Stored items
· · · ·

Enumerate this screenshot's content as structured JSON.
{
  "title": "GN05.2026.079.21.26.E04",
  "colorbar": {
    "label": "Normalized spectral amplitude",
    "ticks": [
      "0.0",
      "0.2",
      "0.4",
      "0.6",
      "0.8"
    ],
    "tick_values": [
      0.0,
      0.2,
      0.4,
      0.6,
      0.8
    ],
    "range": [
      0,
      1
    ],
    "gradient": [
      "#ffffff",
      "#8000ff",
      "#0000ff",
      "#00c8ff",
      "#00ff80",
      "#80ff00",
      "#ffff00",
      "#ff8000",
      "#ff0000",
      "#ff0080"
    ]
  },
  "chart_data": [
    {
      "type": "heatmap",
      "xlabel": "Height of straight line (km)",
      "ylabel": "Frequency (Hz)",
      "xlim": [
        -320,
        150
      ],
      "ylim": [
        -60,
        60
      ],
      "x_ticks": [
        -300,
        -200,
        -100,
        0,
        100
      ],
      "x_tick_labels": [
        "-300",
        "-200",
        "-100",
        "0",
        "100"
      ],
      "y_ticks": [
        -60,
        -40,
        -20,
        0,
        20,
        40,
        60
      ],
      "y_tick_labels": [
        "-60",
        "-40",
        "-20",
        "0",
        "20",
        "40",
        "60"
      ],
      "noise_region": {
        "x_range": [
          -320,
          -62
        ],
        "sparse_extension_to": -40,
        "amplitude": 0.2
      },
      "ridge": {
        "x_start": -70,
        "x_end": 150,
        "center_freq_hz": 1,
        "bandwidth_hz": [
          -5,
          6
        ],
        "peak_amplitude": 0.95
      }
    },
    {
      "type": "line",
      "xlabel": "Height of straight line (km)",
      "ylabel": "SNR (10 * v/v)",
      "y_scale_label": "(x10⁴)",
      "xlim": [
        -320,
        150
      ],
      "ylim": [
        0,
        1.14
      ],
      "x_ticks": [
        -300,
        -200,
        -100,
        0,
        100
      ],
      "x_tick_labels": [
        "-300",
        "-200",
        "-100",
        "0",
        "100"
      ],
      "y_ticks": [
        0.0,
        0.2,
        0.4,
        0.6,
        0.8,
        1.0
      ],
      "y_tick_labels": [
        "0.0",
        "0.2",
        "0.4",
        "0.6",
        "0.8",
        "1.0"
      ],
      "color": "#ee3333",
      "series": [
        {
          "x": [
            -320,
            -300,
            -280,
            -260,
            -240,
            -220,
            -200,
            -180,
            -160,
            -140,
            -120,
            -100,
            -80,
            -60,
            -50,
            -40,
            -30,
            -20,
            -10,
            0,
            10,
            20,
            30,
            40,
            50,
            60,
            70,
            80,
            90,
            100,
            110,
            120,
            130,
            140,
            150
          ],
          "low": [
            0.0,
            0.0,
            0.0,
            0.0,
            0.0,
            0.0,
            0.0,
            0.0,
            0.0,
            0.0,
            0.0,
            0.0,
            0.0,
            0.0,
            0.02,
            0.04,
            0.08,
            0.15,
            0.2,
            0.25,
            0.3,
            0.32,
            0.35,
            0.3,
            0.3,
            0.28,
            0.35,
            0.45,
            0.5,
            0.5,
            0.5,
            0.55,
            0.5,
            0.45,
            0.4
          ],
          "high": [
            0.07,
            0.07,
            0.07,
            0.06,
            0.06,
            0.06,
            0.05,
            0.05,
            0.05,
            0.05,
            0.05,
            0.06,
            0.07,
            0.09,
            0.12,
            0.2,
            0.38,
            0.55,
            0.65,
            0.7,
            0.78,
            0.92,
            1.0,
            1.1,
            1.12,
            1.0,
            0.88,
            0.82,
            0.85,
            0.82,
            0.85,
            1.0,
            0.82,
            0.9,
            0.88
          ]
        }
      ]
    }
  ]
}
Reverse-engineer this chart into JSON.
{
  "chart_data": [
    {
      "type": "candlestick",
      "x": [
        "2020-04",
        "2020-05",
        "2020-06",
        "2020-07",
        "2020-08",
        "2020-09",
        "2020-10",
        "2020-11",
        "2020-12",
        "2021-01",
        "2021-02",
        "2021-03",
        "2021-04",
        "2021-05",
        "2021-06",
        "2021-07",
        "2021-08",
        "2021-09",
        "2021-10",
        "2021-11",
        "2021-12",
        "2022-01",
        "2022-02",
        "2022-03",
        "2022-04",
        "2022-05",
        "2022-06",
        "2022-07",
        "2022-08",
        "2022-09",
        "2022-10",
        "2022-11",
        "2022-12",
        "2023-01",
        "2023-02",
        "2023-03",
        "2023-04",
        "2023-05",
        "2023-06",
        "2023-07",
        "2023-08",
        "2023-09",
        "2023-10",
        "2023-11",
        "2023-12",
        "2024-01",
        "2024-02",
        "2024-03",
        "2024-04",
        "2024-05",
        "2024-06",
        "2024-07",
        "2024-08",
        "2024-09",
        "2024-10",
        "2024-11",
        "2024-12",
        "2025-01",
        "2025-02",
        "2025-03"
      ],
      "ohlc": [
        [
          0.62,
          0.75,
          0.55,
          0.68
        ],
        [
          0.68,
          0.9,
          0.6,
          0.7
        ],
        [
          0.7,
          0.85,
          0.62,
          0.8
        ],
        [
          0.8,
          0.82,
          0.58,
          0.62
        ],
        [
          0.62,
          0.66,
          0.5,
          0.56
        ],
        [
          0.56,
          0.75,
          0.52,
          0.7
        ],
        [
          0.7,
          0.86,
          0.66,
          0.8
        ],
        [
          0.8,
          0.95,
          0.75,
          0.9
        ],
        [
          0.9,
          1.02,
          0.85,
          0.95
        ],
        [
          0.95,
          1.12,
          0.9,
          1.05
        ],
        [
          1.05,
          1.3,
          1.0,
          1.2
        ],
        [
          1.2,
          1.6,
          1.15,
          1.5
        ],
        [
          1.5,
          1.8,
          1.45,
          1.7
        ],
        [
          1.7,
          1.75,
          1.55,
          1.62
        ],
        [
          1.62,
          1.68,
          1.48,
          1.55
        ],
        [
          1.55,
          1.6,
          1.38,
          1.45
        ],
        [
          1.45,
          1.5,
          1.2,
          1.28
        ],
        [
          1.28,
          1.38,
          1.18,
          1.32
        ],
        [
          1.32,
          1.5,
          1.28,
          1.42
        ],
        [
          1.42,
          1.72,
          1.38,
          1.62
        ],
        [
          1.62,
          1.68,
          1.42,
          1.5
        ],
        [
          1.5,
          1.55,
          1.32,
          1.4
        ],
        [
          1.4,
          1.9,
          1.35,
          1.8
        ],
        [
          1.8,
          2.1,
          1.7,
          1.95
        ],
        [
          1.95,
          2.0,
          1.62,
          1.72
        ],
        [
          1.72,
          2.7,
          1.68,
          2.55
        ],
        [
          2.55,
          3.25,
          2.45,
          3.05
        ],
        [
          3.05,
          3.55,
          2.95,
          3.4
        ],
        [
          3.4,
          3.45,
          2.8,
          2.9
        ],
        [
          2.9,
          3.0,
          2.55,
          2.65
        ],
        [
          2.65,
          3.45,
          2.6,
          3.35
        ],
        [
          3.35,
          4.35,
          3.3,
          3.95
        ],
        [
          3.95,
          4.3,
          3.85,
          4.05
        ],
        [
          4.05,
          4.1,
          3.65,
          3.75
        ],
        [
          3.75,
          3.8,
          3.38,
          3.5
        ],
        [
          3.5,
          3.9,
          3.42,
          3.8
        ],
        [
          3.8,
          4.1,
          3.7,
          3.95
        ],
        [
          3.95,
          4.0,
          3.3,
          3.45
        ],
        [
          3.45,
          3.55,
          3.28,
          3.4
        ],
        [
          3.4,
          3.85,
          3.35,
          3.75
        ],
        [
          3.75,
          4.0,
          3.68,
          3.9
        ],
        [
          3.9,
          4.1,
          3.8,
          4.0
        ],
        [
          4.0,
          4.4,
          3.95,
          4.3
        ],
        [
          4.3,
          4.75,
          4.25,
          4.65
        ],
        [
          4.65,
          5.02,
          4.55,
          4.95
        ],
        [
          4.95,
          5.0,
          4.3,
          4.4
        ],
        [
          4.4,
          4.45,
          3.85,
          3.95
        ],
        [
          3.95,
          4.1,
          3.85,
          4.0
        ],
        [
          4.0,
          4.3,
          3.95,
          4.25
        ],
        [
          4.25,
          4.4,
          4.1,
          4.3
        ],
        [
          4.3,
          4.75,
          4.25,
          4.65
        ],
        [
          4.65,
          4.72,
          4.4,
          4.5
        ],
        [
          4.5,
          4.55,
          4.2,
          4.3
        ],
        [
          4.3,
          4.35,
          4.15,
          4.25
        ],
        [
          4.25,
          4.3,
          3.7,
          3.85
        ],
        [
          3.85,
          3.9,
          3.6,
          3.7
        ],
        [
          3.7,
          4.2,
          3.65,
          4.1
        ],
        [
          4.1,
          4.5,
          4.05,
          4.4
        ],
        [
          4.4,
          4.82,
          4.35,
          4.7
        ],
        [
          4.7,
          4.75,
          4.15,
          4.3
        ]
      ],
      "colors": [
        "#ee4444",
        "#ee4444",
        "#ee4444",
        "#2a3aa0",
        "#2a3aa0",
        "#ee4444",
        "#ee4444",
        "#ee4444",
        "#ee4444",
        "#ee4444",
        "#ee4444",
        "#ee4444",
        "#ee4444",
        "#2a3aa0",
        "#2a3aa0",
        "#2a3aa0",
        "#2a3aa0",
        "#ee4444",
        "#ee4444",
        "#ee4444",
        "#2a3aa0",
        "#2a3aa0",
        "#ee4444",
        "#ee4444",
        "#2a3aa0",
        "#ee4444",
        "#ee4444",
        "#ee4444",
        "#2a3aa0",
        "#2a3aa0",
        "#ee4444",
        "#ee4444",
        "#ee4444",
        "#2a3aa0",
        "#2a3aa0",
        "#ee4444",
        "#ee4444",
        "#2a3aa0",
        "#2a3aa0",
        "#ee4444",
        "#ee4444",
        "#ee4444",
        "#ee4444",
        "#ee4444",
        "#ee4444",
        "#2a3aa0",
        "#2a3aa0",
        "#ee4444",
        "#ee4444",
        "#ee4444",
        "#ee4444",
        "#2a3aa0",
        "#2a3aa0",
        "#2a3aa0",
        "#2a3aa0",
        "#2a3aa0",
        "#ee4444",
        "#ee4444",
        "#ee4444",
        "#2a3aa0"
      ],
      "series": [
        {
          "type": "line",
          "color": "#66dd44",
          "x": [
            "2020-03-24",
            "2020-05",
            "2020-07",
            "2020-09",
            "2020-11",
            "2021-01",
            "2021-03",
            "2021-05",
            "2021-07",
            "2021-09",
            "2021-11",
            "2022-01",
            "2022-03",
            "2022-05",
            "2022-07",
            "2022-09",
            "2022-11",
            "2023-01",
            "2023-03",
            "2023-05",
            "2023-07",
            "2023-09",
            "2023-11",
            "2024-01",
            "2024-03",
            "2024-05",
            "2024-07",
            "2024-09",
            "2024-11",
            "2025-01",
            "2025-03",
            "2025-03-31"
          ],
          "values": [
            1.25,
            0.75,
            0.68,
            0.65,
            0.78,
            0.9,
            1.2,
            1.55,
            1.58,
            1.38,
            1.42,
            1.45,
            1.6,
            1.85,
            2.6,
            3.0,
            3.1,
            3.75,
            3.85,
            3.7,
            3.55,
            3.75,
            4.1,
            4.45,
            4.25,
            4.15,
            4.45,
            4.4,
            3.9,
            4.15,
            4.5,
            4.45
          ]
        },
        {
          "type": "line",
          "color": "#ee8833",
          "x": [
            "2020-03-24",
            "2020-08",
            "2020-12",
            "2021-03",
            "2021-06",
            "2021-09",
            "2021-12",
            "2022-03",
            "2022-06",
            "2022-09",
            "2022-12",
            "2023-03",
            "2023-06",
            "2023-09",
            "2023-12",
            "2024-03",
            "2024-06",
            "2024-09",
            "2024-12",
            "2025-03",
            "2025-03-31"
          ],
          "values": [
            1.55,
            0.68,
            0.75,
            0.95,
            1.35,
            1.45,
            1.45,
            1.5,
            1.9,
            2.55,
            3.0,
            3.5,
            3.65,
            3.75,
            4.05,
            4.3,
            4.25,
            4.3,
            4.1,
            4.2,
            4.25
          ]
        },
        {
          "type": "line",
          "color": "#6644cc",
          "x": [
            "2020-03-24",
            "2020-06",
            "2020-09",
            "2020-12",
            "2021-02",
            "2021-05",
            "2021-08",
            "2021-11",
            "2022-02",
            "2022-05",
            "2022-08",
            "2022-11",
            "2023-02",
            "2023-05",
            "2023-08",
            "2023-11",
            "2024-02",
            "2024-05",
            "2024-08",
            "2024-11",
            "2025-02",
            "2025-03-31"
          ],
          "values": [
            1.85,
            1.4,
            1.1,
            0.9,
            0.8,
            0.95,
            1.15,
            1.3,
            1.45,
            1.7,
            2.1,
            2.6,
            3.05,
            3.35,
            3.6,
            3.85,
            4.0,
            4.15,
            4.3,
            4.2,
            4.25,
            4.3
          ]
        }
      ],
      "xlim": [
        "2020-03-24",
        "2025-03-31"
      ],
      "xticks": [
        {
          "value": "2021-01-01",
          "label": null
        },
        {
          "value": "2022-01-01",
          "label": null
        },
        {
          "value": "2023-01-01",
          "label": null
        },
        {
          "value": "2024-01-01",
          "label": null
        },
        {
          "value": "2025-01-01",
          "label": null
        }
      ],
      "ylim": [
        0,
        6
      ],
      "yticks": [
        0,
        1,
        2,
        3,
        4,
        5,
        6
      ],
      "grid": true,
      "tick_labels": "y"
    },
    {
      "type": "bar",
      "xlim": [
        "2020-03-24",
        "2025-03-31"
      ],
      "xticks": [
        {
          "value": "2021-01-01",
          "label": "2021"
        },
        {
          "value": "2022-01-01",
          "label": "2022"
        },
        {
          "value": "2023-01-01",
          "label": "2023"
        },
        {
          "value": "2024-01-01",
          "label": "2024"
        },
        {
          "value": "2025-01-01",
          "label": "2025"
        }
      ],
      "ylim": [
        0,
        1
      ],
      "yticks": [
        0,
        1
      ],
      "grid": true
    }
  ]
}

· · · ·

Objective: Identify the lines in the entries above that contain "ylabel", then copy them out.

Answer to the task:
      "ylabel": "Frequency (Hz)",
      "ylabel": "SNR (10 * v/v)",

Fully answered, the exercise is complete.